Отрывок для чтения:
----------
Настолько же значимой является история Кадма, легендарного брата Европы, который пришел из Финикии, чтобы основать город Фивы. Это с ним Геродот связывает переход мистерий Осириса-Диониса из Египта к Пифагору; другими словами, Геродот прослеживает происхождение более поздних греческих мистерий и их пифагорейских и орфических предшественников через Финикию обратно к Египту. Он также связывает додонского Зевса, фаллического Гермеса и до-греческий или пелагический культ Карибов на острове Самотраки с Осирисом в Египте и с Амоном в Ливии. Прежде эта связь отрицалась наукой, но сегодня она очевидна, так как культурная неразрывность, которая связывает Ливию и Египет через ханаанскую Финикию и Крит с Грецией, подтверждается множеством фактических доказательств.
Основатель Фив Кадм находится в союзе с Афиной, но его отношение к Афродите и ее мужу Аресу крайне двойственно. Он убивает хтонического дракона, сына Ареса, но женится на Гармонии, дочери Ареса и Афродиты. Корова с лунным серпом вместо рогов, ведущая! его из Дельф, основанных Критянами, к месту, где должны будут возведены Фивы, и которую он там приносит в жертву, является древней матерью и лунной богиней до-греческих времен. Она руководит его жизнью и жизнью его детей и оказывается более могущественной, чем его помощница Афина.[70]
В дочерях Кадма просматривается образ древней богини-коровы Афродиты, и в них проявляется ужасная мифологическая сила Матери Богини. Одной из его дочерей является Семела, мать Диониса. Даже несмотря на то, что как смертная любовница Зевса, она погибает в его молнии, она остается богиней, родившей бога. Его вторая дочь — Ино. В приступе безумия она бросается в море вместе со своим сыном Милекертом. Милекерт относится к циклу обреченных сыновей-любовников, их убивают и оплакивают, им поклоняются посредством оргиастических обрядов. Его третьей дочерью является Агава, мать Пентея; она также страшная мать, ибо в безумии оргии убивает и разрывает на куски своего сына и, торжествуя, уносит его окровавленную голову. Сам Пентей становится Дионисом-Загреем, расчлененным богом, которому он пытался противиться. Четвертая дочь — Автоноя, мать Актеона, юного охотника, который нечаянно увидел девственную Артемиду в ее наготе и, охваченный ужасом, бежал от нее в образе оленя, только для того чтобы быть разорванным на куски своими собственными гончими. Снова превращение в животное, расчленение и смерть. Девственная Артемида, богиня лесов, является до-греческой формой Страшной Матери богини, так же, как и Артемида Эфеса, Беотии и т. д.
Таковы дочери Кадма, во всех них мы видим страшное влияние грозной Афродиты. Единственный сын Кадма — Полидор, его внук — Лаий и правнук Эдип. И даже в том, что касается внука, — отношения мать-сын приводят к катастрофе. Но только в его случае эта роковая связь между Великой Матерью и сыном-любовником, наконец, разрывается.
----------
Показанные данные:
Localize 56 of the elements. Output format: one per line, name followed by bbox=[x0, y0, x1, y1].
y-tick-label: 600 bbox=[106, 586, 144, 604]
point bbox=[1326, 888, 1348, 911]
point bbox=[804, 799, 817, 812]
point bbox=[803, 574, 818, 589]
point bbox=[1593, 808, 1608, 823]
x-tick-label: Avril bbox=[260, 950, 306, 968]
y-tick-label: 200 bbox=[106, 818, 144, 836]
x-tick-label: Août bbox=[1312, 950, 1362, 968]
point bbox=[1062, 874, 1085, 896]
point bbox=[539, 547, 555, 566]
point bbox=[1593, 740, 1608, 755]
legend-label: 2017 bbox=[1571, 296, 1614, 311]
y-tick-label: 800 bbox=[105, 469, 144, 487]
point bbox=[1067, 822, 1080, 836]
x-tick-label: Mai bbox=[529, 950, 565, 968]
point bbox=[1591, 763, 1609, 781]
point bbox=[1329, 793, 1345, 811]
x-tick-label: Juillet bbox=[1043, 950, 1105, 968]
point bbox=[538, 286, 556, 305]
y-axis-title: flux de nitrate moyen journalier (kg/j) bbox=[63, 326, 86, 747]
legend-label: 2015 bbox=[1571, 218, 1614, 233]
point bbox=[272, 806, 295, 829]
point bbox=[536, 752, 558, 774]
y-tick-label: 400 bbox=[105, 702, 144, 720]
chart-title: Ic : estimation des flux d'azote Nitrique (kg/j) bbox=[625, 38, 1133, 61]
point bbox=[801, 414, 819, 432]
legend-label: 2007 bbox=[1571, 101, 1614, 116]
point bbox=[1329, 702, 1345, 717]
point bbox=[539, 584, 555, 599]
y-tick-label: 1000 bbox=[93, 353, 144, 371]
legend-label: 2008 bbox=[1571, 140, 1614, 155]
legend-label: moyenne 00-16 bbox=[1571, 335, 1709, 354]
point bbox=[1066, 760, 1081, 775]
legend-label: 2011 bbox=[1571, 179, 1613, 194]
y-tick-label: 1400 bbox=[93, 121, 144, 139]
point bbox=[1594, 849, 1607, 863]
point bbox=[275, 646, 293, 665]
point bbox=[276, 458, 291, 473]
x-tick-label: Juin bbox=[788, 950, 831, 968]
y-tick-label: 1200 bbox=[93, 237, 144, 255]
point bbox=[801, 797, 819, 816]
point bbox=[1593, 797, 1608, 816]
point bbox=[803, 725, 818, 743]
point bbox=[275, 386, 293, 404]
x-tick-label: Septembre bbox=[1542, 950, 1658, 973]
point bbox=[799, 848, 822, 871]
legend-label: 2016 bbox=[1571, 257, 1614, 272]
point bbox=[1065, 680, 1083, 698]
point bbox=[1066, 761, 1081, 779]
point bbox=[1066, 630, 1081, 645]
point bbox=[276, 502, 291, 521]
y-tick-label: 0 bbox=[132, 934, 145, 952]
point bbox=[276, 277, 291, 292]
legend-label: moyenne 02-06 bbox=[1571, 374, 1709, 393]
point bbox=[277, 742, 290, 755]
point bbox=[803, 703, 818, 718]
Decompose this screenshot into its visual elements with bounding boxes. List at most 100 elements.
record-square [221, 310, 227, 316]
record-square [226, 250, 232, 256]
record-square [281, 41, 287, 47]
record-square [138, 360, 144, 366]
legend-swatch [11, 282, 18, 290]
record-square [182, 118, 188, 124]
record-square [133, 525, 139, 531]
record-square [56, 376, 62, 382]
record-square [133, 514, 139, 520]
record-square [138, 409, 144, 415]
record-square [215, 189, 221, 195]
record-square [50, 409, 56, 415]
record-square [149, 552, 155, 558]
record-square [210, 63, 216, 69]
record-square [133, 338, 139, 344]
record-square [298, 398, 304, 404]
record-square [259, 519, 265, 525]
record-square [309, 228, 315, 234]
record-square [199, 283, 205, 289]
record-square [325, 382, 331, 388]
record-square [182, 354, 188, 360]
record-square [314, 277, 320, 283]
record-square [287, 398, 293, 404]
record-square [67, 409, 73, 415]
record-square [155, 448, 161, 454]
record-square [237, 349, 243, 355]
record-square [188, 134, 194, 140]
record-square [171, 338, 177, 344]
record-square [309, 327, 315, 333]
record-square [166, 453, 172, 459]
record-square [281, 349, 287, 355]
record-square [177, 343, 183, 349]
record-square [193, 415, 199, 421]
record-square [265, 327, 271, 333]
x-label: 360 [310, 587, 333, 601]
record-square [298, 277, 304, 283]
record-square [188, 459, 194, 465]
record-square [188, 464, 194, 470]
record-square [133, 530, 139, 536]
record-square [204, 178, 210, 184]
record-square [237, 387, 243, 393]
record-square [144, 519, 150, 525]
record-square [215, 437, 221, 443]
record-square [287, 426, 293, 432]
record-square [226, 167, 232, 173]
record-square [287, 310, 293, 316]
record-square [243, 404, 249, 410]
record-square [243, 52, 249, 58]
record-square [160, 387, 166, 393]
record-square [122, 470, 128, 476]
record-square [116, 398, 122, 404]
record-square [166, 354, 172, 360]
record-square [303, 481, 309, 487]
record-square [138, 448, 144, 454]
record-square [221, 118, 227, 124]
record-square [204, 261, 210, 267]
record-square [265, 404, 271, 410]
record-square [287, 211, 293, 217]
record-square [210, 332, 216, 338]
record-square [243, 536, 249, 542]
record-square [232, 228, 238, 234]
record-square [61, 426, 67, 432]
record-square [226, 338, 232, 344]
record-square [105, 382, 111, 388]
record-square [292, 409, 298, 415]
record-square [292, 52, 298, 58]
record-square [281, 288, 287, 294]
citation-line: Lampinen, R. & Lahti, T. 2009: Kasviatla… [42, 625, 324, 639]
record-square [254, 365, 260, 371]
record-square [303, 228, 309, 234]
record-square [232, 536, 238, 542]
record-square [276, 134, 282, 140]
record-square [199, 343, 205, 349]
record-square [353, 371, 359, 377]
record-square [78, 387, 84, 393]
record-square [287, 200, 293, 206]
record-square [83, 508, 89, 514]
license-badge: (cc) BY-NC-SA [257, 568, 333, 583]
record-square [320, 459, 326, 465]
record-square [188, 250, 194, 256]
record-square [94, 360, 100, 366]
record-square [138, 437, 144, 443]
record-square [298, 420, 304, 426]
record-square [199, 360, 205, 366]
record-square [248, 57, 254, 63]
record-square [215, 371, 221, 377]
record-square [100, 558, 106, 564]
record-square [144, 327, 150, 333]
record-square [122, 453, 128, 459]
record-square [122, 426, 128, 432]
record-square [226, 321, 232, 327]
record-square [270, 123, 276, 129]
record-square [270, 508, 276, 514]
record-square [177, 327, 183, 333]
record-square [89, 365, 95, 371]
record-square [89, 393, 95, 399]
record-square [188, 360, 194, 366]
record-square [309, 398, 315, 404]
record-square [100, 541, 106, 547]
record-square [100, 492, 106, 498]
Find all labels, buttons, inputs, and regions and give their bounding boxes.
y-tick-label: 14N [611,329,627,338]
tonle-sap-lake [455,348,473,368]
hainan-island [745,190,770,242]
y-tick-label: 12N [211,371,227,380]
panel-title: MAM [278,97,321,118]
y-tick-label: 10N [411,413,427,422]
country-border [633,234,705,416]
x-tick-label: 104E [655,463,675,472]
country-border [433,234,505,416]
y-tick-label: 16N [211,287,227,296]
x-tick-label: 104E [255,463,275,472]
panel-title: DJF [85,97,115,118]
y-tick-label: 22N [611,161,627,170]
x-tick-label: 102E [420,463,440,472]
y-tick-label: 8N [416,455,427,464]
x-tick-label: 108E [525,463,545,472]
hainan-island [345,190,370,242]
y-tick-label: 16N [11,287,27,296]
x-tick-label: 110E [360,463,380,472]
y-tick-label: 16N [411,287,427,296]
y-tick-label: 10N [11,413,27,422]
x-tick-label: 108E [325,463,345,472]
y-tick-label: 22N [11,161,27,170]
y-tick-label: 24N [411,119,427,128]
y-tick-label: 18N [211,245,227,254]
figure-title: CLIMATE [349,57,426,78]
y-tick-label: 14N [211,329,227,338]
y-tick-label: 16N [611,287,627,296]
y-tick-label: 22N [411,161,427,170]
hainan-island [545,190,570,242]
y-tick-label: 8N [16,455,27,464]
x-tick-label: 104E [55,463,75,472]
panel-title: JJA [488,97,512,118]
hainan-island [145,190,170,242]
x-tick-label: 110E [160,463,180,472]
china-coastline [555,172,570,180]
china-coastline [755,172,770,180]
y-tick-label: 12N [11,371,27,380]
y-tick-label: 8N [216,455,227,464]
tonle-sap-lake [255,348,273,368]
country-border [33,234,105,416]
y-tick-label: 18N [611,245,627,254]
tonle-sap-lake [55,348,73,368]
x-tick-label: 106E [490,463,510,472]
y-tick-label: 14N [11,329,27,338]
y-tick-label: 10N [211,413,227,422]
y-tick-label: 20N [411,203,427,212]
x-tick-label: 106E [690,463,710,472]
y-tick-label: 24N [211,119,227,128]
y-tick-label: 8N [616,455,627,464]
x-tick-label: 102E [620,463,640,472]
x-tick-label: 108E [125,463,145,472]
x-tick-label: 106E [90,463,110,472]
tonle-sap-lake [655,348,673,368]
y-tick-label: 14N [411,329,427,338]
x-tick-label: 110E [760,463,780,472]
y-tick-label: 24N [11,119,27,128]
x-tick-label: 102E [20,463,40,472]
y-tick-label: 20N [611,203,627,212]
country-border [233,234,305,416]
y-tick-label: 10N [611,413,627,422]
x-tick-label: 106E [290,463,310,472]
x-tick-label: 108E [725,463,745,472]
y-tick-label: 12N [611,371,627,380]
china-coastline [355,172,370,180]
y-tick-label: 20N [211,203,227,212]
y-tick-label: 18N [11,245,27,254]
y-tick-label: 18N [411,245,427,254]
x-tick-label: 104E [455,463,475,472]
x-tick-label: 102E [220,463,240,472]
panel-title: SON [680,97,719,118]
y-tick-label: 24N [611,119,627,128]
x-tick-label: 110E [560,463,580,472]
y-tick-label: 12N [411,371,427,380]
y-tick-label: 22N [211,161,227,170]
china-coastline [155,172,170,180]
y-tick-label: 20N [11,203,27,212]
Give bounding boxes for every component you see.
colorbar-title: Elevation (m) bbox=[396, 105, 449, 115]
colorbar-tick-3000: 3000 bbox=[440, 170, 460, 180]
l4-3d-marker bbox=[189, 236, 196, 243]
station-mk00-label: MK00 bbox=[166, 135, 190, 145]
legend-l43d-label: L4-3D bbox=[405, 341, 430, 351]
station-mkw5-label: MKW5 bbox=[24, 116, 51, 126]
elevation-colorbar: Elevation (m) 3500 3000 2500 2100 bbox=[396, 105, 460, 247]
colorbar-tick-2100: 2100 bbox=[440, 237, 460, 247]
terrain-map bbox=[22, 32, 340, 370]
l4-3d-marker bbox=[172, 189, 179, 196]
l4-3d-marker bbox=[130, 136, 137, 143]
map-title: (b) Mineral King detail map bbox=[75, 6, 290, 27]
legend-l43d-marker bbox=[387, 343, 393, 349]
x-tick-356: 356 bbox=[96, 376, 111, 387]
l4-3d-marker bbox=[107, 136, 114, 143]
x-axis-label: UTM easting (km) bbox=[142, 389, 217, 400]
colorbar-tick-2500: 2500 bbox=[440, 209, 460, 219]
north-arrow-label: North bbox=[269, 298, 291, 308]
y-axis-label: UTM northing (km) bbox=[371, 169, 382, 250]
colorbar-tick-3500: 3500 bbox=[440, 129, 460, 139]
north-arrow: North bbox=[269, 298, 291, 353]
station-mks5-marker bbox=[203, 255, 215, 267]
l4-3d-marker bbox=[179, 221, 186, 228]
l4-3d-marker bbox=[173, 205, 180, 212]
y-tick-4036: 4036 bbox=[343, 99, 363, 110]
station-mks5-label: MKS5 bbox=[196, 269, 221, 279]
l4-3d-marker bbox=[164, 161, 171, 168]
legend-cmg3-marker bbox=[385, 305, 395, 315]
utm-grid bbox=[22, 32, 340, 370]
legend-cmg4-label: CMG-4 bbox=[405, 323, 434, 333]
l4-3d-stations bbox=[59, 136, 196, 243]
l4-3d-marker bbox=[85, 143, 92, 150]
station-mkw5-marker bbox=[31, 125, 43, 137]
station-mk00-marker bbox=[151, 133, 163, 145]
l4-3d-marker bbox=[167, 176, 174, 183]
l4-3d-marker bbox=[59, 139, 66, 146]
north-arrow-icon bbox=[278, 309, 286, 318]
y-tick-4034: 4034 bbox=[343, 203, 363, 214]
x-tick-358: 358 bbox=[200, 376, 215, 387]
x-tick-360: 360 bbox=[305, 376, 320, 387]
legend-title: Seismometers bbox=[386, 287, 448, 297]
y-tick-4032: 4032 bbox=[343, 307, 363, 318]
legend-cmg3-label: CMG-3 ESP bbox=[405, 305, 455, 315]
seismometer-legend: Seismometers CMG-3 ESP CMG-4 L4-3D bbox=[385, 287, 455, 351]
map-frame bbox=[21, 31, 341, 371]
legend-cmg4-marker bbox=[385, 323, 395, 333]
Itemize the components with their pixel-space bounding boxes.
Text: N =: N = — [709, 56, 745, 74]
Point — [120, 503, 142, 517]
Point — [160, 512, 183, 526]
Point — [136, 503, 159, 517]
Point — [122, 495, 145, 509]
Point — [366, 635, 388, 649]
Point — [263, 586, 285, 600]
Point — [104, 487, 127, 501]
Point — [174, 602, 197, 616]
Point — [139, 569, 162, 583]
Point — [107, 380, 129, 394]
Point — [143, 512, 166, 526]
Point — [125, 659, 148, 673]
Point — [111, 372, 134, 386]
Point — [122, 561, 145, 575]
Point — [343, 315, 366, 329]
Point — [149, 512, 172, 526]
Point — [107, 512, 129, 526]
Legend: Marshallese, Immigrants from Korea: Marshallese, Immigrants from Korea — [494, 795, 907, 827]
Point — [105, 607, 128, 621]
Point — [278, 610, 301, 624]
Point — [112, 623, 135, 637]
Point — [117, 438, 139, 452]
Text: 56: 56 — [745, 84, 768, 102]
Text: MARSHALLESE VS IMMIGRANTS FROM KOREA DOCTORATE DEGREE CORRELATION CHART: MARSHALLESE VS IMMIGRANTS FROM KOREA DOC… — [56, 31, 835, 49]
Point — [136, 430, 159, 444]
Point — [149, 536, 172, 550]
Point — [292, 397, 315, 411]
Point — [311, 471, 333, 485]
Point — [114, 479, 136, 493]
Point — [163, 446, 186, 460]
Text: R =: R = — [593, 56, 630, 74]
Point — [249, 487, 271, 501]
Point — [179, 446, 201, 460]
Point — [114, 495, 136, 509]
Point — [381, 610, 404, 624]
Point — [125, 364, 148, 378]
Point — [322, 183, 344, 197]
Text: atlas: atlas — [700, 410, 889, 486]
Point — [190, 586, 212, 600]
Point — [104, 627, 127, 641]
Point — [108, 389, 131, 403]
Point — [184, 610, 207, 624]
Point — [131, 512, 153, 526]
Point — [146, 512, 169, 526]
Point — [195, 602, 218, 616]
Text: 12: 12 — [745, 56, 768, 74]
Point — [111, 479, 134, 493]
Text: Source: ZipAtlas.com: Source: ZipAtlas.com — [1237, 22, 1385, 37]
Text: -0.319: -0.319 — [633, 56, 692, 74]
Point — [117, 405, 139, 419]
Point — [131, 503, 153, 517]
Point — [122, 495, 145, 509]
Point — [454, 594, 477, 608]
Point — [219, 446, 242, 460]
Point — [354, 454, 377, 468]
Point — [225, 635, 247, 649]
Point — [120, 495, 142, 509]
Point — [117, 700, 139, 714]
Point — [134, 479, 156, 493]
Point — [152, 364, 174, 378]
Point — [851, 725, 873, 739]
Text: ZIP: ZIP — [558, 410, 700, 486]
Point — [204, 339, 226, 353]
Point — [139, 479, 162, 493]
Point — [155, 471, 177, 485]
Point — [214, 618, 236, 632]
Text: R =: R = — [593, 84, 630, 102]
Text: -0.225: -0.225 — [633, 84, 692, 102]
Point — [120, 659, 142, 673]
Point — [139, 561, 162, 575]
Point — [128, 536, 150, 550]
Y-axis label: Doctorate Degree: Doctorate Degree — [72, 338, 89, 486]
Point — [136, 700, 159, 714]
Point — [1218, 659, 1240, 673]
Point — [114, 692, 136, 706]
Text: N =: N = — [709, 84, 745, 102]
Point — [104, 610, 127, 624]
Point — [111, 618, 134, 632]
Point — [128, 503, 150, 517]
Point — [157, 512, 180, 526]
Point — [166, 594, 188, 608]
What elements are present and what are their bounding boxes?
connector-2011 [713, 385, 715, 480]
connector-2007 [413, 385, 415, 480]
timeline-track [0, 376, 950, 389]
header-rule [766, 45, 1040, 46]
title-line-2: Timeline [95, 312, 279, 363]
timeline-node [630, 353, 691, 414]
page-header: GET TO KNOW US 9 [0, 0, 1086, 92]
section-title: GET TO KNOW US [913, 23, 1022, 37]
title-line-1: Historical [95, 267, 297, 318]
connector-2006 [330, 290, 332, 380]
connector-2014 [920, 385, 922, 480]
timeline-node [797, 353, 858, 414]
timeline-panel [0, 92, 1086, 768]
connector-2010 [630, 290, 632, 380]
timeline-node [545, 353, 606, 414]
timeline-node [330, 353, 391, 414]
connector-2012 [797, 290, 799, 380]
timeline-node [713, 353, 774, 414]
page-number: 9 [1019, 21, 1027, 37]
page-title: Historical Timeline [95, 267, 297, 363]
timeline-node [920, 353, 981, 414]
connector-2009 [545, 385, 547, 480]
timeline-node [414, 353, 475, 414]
----------
Что сделать:
- A) Назовите всех дочерей Кадма, упомянутых в отрывке о Кадме.
- B) Пожалуйста, перепишите без изменений ту часть записей, которая открывается их самой первой строкой и закрывается строкой, содержащей «legend-label: 2015 bbox=[1571, 218, 1614, 233]», причем обе крайние строки тоже включите.
Отрывок о Кадме и записи никак не связаны между собой.

Письменные ответы:
- A) Семела, Ино, Агава, Автоноя.

- B)
Localize 56 of the elements. Output format: one per line, name followed by bbox=[x0, y0, x1, y1].
y-tick-label: 600 bbox=[106, 586, 144, 604]
point bbox=[1326, 888, 1348, 911]
point bbox=[804, 799, 817, 812]
point bbox=[803, 574, 818, 589]
point bbox=[1593, 808, 1608, 823]
x-tick-label: Avril bbox=[260, 950, 306, 968]
y-tick-label: 200 bbox=[106, 818, 144, 836]
x-tick-label: Août bbox=[1312, 950, 1362, 968]
point bbox=[1062, 874, 1085, 896]
point bbox=[539, 547, 555, 566]
point bbox=[1593, 740, 1608, 755]
legend-label: 2017 bbox=[1571, 296, 1614, 311]
y-tick-label: 800 bbox=[105, 469, 144, 487]
point bbox=[1067, 822, 1080, 836]
x-tick-label: Mai bbox=[529, 950, 565, 968]
point bbox=[1591, 763, 1609, 781]
point bbox=[1329, 793, 1345, 811]
x-tick-label: Juillet bbox=[1043, 950, 1105, 968]
point bbox=[538, 286, 556, 305]
y-axis-title: flux de nitrate moyen journalier (kg/j) bbox=[63, 326, 86, 747]
legend-label: 2015 bbox=[1571, 218, 1614, 233]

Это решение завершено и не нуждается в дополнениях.